_Written exercise_
The records below are to be copied word for word, with every picture left out.

_Source material_
--------------------------------

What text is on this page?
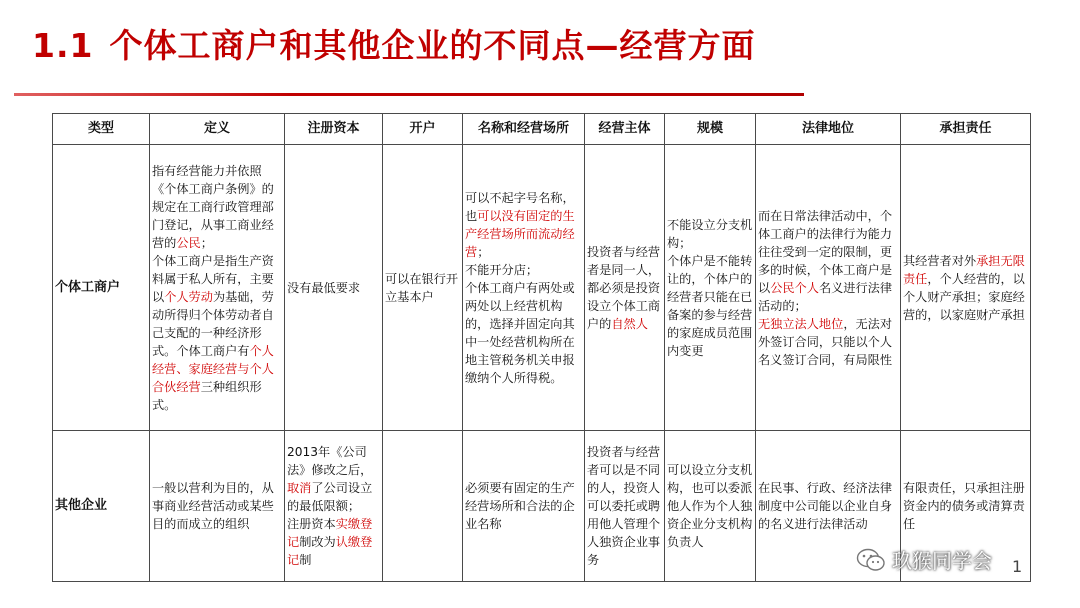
1.1 个体工商户和其他企业的不同点—经营方面
类型	定义	注册资本	开户	名称和经营场所	经营主体	规模	法律地位	承担责任
个体工商户	指有经营能力并依照《个体工商户条例》的规定在工商行政管理部门登记，从事工商业经营的公民；
个体工商户是指生产资料属于私人所有，主要以个人劳动为基础，劳动所得归个体劳动者自己支配的一种经济形式。个体工商户有个人经营、家庭经营与个人合伙经营三种组织形式。	没有最低要求	可以在银行开立基本户	可以不起字号名称，
也可以没有固定的生产经营场所而流动经营；
不能开分店；
个体工商户有两处或两处以上经营机构的，选择并固定向其中一处经营机构所在地主管税务机关申报缴纳个人所得税。	投资者与经营者是同一人，都必须是投资设立个体工商户的自然人	不能设立分支机构；
个体户是不能转让的，个体户的经营者只能在已备案的参与经营的家庭成员范围内变更	而在日常法律活动中，个体工商户的法律行为能力往往受到一定的限制，更多的时候，个体工商户是以公民个人名义进行法律活动的；
无独立法人地位，无法对外签订合同，只能以个人名义签订合同，有局限性	其经营者对外承担无限责任，个人经营的，以个人财产承担；家庭经营的，以家庭财产承担
其他企业	一般以营利为目的，从事商业经营活动或某些目的而成立的组织	2013年《公司法》修改之后，取消了公司设立的最低限额；
注册资本实缴登记制改为认缴登记制		必须要有固定的生产经营场所和合法的企业名称	投资者与经营者可以是不同的人，投资人可以委托或聘用他人管理个人独资企业事务	可以设立分支机构，也可以委派他人作为个人独资企业分支机构负责人	在民事、行政、经济法律制度中公司能以企业自身的名义进行法律活动	有限责任，只承担注册资金内的债务或清算责任
玖猴同学会 1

--------------------------------

_Reply to the task_
What text is on this page?
1.1 个体工商户和其他企业的不同点—经营方面
类型	定义	注册资本	开户	名称和经营场所	经营主体	规模	法律地位	承担责任
个体工商户	指有经营能力并依照《个体工商户条例》的规定在工商行政管理部门登记，从事工商业经营的公民；
个体工商户是指生产资料属于私人所有，主要以个人劳动为基础，劳动所得归个体劳动者自己支配的一种经济形式。个体工商户有个人经营、家庭经营与个人合伙经营三种组织形式。	没有最低要求	可以在银行开立基本户	可以不起字号名称，
也可以没有固定的生产经营场所而流动经营；
不能开分店；
个体工商户有两处或两处以上经营机构的，选择并固定向其中一处经营机构所在地主管税务机关申报缴纳个人所得税。	投资者与经营者是同一人，都必须是投资设立个体工商户的自然人	不能设立分支机构；
个体户是不能转让的，个体户的经营者只能在已备案的参与经营的家庭成员范围内变更	而在日常法律活动中，个体工商户的法律行为能力往往受到一定的限制，更多的时候，个体工商户是以公民个人名义进行法律活动的；
无独立法人地位，无法对外签订合同，只能以个人名义签订合同，有局限性	其经营者对外承担无限责任，个人经营的，以个人财产承担；家庭经营的，以家庭财产承担
其他企业	一般以营利为目的，从事商业经营活动或某些目的而成立的组织	2013年《公司法》修改之后，取消了公司设立的最低限额；
注册资本实缴登记制改为认缴登记制		必须要有固定的生产经营场所和合法的企业名称	投资者与经营者可以是不同的人，投资人可以委托或聘用他人管理个人独资企业事务	可以设立分支机构，也可以委派他人作为个人独资企业分支机构负责人	在民事、行政、经济法律制度中公司能以企业自身的名义进行法律活动	有限责任，只承担注册资金内的债务或清算责任
玖猴同学会 1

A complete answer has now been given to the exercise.